Set problem — Among the lines listed below, count those that include the string "liczba", and state only the count.

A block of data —
++++++++++++++++++++
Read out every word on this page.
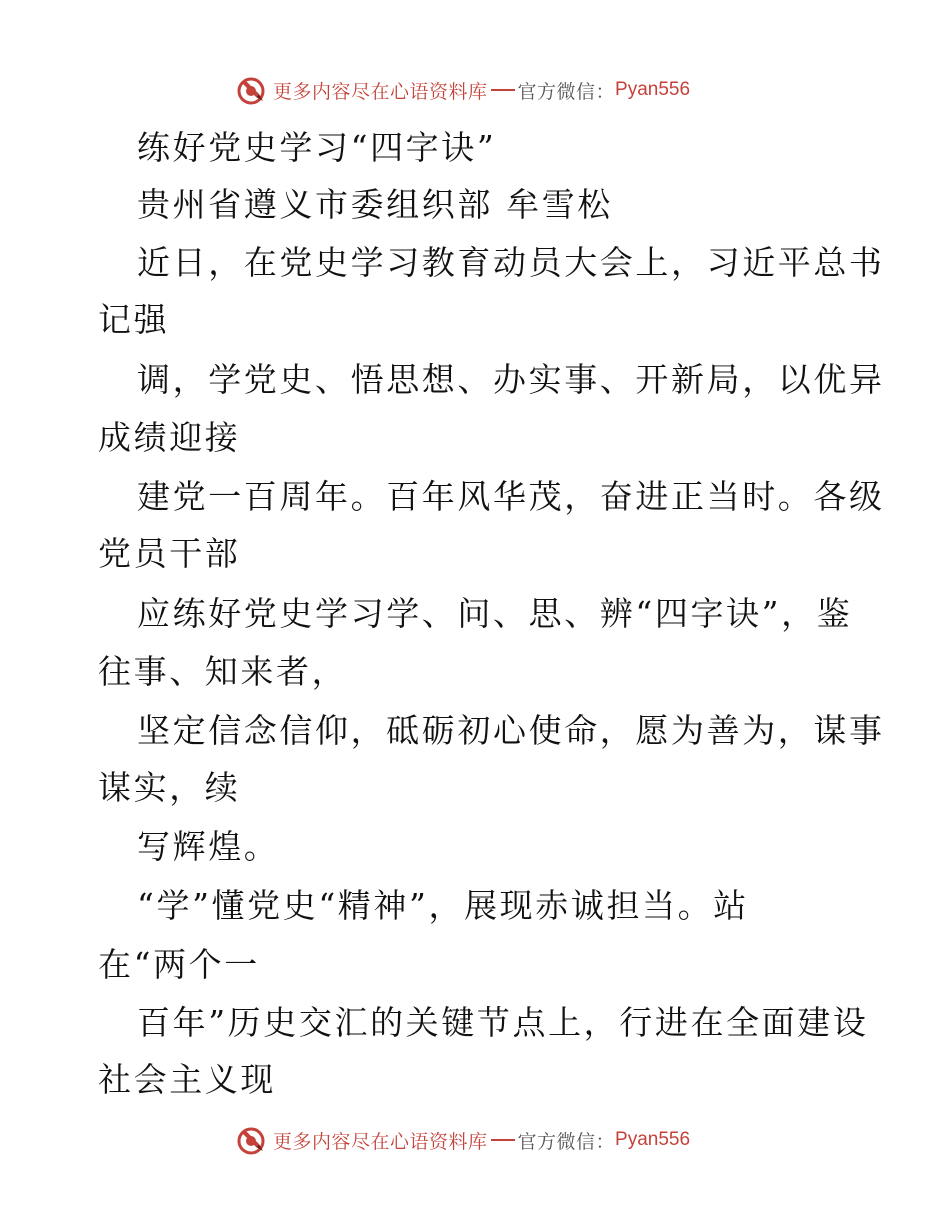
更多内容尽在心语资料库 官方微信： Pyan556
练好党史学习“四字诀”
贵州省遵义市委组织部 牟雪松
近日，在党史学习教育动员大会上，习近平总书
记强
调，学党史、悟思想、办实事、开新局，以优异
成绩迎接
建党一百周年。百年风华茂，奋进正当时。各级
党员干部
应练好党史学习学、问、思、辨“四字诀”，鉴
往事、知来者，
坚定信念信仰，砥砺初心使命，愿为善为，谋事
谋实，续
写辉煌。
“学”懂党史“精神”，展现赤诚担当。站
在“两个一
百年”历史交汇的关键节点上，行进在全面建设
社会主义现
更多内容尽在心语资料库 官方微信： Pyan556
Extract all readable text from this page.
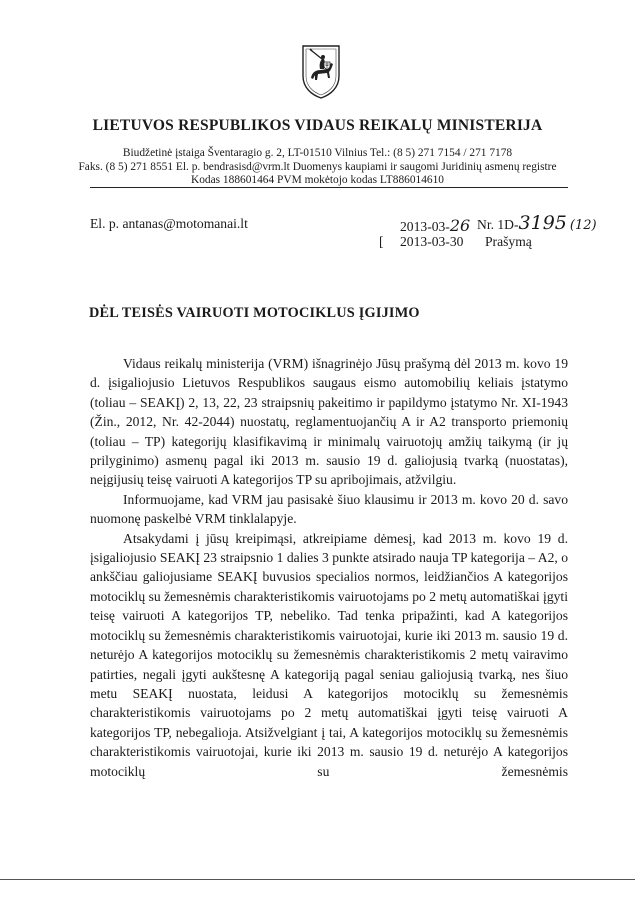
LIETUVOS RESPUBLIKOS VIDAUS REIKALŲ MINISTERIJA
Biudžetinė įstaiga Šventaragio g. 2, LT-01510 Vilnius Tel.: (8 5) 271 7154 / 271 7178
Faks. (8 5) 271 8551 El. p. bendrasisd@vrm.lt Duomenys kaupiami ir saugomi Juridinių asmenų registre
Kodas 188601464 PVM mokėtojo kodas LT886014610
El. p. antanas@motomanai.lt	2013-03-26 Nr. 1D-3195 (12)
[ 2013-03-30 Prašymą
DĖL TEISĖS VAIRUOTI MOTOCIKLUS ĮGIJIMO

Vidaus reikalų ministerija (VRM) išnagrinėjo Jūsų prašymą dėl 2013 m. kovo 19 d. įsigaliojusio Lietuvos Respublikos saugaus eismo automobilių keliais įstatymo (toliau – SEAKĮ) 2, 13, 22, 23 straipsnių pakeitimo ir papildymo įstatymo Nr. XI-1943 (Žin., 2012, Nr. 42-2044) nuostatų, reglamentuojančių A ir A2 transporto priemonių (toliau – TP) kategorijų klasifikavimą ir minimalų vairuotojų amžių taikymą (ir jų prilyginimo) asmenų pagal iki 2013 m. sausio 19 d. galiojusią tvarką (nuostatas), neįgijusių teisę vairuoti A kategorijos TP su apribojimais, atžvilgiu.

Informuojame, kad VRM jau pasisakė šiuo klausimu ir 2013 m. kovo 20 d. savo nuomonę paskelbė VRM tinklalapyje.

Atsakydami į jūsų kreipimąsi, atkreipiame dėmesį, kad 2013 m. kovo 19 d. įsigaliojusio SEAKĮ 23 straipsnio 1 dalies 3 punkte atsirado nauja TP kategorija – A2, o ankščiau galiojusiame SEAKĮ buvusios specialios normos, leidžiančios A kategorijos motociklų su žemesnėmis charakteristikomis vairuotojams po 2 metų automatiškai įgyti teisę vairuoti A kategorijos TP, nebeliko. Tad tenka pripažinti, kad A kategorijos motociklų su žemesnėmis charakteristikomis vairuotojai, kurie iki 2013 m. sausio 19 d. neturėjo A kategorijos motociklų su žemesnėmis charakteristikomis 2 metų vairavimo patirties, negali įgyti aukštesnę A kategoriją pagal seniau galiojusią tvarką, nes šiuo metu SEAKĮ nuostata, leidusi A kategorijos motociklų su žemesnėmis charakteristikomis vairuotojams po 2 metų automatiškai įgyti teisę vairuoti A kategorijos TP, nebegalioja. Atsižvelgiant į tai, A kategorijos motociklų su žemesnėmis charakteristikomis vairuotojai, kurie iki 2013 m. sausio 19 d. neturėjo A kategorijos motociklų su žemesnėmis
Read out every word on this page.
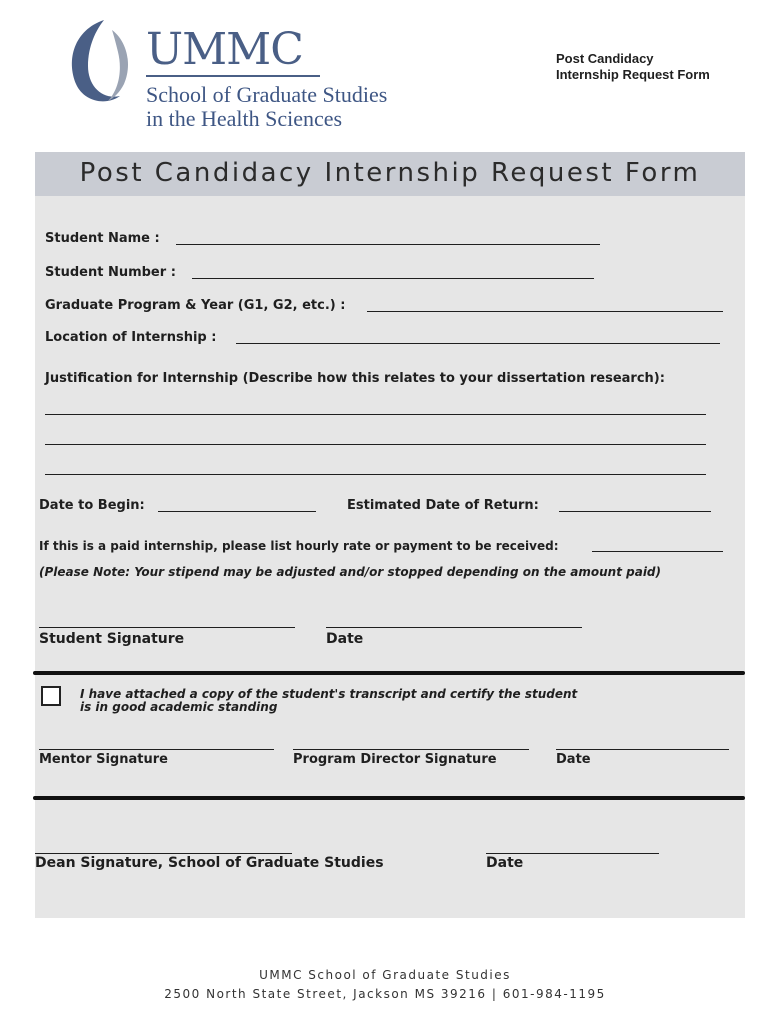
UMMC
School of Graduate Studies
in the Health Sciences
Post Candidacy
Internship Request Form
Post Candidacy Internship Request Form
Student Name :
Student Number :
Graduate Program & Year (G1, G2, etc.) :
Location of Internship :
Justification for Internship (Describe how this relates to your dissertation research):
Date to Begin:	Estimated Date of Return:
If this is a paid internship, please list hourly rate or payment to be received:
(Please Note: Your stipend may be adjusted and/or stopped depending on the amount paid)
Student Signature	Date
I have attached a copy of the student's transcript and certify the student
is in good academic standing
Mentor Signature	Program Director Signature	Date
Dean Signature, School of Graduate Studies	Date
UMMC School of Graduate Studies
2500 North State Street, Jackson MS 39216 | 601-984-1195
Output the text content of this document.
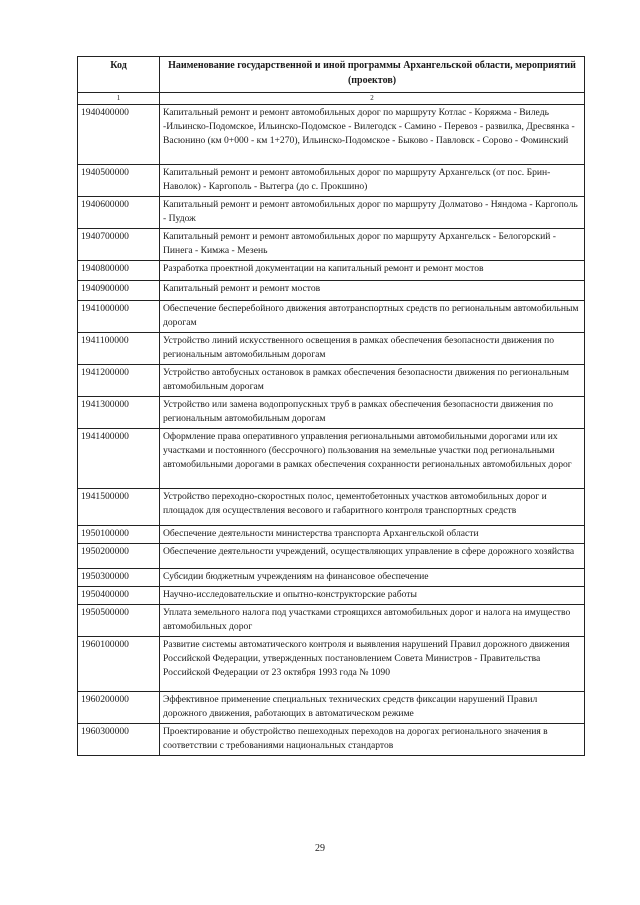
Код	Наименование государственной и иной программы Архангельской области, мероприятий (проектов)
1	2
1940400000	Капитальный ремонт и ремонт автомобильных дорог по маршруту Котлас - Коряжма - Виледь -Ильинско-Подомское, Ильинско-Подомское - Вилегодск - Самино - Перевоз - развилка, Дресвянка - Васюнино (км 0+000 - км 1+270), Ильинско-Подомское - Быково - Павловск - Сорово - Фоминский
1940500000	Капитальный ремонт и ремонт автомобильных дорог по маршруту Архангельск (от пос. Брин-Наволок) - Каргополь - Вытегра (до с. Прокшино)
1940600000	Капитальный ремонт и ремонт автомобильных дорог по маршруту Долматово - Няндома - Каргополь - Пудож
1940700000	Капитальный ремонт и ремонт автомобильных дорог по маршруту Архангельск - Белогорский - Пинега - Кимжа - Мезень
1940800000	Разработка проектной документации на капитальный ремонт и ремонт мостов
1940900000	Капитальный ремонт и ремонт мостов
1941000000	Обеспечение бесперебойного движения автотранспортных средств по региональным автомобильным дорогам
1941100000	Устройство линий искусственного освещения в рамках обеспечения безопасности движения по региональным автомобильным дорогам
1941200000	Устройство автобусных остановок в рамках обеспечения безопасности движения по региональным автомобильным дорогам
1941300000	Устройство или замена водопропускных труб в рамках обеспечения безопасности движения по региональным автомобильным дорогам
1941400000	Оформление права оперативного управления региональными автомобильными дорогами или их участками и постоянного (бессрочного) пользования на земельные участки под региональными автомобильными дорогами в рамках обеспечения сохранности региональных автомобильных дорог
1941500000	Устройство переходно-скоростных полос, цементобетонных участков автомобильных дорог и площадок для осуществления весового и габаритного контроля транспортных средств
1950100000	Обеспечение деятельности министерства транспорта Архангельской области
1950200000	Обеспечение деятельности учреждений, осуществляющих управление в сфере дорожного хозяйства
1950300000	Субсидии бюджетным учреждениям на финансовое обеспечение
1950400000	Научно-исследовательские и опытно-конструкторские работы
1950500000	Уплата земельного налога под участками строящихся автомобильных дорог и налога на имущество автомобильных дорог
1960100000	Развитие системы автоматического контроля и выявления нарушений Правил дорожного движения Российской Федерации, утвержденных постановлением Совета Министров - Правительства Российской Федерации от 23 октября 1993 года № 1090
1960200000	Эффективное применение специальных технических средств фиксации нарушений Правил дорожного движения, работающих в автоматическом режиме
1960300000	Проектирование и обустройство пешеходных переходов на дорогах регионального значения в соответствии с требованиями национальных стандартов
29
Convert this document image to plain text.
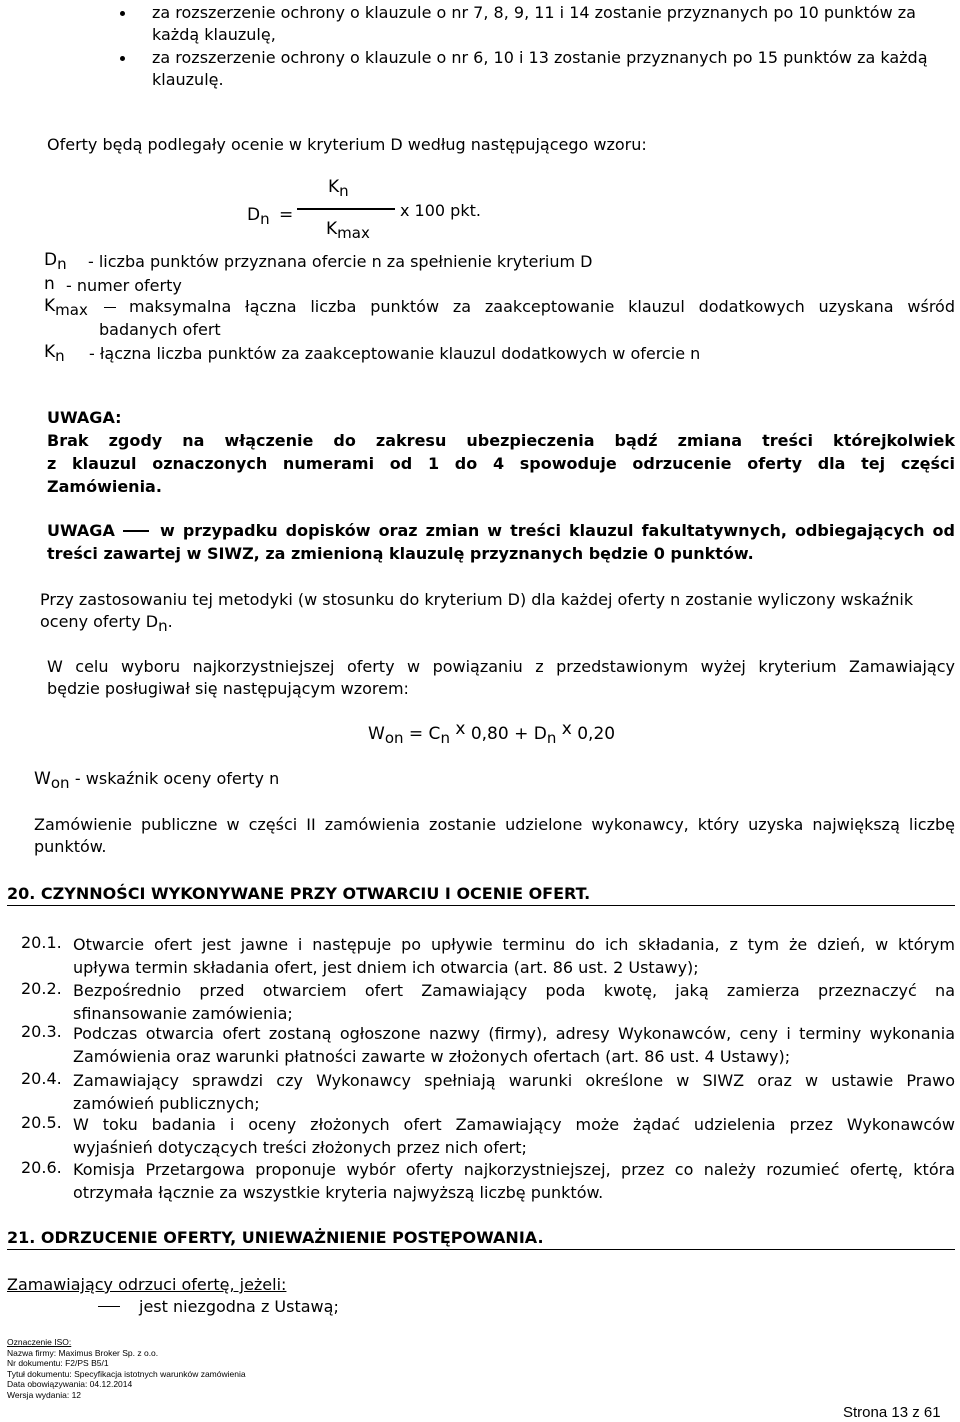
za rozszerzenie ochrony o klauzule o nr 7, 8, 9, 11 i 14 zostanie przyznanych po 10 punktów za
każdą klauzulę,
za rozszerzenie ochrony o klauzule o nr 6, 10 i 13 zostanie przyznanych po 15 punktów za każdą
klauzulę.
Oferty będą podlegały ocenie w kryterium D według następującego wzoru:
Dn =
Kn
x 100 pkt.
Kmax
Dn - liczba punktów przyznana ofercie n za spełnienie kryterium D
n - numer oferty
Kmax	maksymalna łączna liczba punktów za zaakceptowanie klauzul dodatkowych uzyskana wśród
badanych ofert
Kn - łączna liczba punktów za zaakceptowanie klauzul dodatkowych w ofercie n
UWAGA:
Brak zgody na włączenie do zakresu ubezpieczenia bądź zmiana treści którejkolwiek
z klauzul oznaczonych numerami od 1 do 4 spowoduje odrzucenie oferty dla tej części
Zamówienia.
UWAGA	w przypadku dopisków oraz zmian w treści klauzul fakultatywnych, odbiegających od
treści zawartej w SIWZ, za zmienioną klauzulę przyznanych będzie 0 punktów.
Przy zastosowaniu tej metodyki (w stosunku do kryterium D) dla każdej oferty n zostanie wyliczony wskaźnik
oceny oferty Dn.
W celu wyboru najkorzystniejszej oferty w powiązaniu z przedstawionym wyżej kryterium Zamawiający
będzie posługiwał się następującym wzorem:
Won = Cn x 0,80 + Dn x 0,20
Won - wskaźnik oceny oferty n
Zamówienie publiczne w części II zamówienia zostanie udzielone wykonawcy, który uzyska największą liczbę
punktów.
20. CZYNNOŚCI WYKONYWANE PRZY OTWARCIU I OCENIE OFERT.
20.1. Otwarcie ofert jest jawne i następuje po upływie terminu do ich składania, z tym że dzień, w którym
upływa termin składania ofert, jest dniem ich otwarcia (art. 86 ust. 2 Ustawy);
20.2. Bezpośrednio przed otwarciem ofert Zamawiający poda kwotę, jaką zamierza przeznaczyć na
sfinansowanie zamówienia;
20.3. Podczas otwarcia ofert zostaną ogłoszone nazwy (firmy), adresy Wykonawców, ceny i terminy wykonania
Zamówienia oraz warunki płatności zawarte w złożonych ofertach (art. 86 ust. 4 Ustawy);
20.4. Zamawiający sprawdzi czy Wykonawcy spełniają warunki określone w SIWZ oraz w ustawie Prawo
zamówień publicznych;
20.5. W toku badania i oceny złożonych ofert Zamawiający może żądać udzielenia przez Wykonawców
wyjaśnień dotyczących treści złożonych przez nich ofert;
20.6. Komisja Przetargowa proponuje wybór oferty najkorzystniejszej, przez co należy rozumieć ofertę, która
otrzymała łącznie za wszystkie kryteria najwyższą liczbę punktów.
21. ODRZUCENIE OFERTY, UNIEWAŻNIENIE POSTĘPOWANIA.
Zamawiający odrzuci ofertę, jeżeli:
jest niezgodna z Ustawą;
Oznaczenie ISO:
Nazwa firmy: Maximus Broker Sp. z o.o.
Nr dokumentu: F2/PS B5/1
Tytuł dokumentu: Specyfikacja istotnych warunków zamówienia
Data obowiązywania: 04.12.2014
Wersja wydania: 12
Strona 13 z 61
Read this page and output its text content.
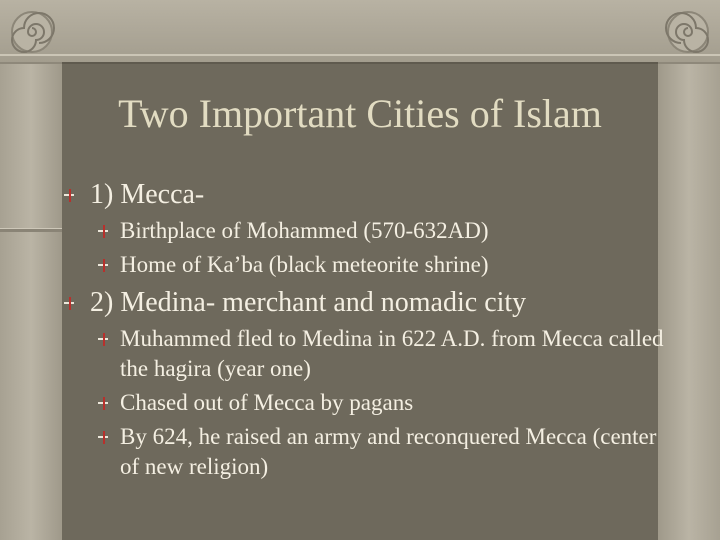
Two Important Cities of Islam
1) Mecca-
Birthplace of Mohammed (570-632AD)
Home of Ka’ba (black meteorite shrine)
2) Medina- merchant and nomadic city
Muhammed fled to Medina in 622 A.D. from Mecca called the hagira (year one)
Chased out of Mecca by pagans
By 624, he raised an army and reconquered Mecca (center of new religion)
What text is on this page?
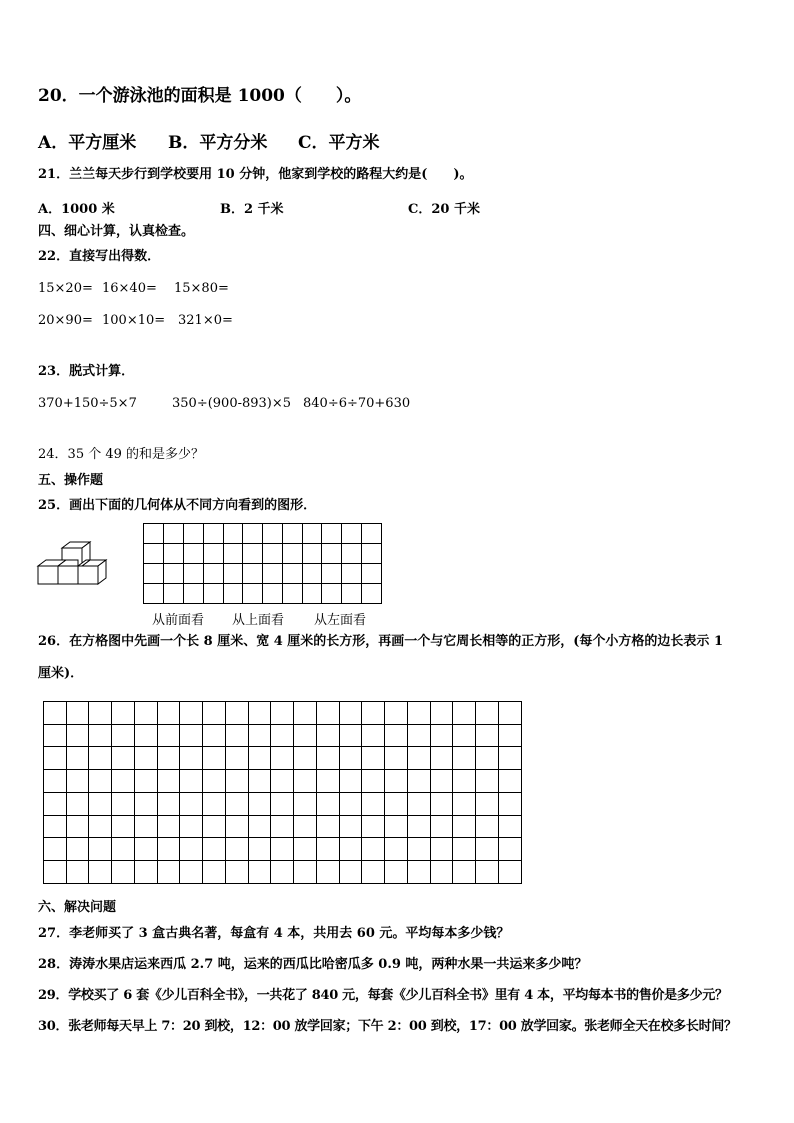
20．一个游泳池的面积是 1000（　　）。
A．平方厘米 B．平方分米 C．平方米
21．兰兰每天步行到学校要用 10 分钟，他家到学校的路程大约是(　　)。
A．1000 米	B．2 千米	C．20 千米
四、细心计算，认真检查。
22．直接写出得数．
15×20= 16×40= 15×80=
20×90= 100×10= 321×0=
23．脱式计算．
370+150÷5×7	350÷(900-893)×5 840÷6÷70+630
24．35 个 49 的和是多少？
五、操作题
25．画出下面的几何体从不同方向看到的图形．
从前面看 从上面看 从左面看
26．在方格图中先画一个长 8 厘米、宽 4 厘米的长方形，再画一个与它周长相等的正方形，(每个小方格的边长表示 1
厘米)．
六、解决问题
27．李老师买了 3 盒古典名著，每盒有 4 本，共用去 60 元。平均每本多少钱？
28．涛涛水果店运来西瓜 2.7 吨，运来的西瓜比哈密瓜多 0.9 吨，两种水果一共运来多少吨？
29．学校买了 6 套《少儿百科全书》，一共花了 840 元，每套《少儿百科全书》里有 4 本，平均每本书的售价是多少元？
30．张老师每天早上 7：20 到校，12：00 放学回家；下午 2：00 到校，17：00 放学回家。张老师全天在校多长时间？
++++++++++++++++++++
Finished answer — 3